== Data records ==
/---
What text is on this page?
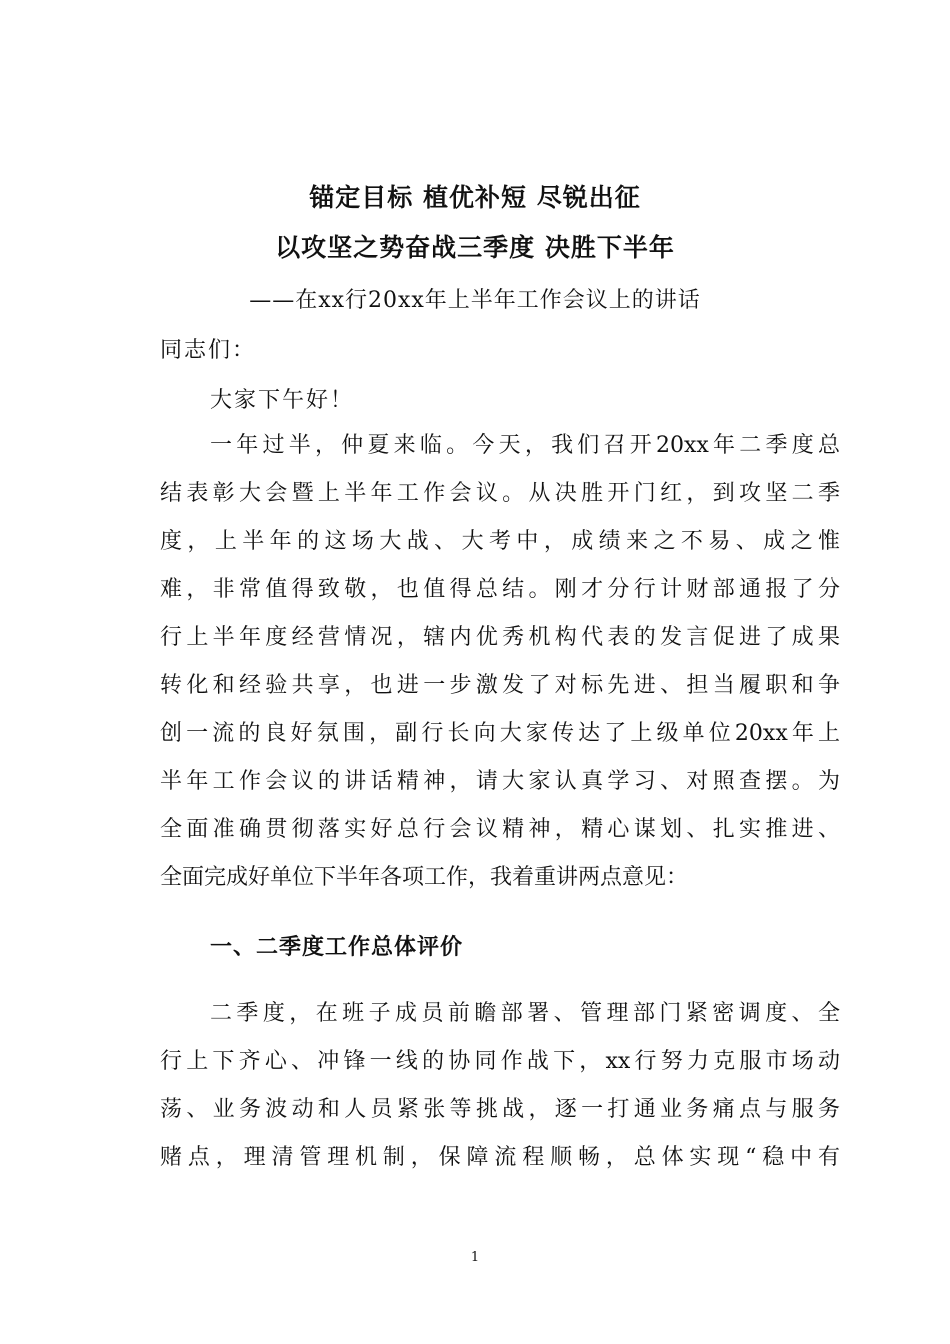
锚定目标 植优补短 尽锐出征
以攻坚之势奋战三季度 决胜下半年
——在xx行20xx年上半年工作会议上的讲话
同志们：
大家下午好！
一年过半，仲夏来临。今天，我们召开20xx年二季度总
结表彰大会暨上半年工作会议。从决胜开门红，到攻坚二季
度，上半年的这场大战、大考中，成绩来之不易、成之惟
难，非常值得致敬，也值得总结。刚才分行计财部通报了分
行上半年度经营情况，辖内优秀机构代表的发言促进了成果
转化和经验共享，也进一步激发了对标先进、担当履职和争
创一流的良好氛围，副行长向大家传达了上级单位20xx年上
半年工作会议的讲话精神，请大家认真学习、对照查摆。为
全面准确贯彻落实好总行会议精神，精心谋划、扎实推进、
全面完成好单位下半年各项工作，我着重讲两点意见：
一、二季度工作总体评价
二季度，在班子成员前瞻部署、管理部门紧密调度、全
行上下齐心、冲锋一线的协同作战下，xx行努力克服市场动
荡、业务波动和人员紧张等挑战，逐一打通业务痛点与服务
赌点，理清管理机制，保障流程顺畅，总体实现“稳中有
1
\---
The records above are to be quoted exactly, with all pictures left out.

What text is on this page?
锚定目标 植优补短 尽锐出征
以攻坚之势奋战三季度 决胜下半年
——在xx行20xx年上半年工作会议上的讲话
同志们：
大家下午好！
一年过半，仲夏来临。今天，我们召开20xx年二季度总
结表彰大会暨上半年工作会议。从决胜开门红，到攻坚二季
度，上半年的这场大战、大考中，成绩来之不易、成之惟
难，非常值得致敬，也值得总结。刚才分行计财部通报了分
行上半年度经营情况，辖内优秀机构代表的发言促进了成果
转化和经验共享，也进一步激发了对标先进、担当履职和争
创一流的良好氛围，副行长向大家传达了上级单位20xx年上
半年工作会议的讲话精神，请大家认真学习、对照查摆。为
全面准确贯彻落实好总行会议精神，精心谋划、扎实推进、
全面完成好单位下半年各项工作，我着重讲两点意见：
一、二季度工作总体评价
二季度，在班子成员前瞻部署、管理部门紧密调度、全
行上下齐心、冲锋一线的协同作战下，xx行努力克服市场动
荡、业务波动和人员紧张等挑战，逐一打通业务痛点与服务
赌点，理清管理机制，保障流程顺畅，总体实现“稳中有
1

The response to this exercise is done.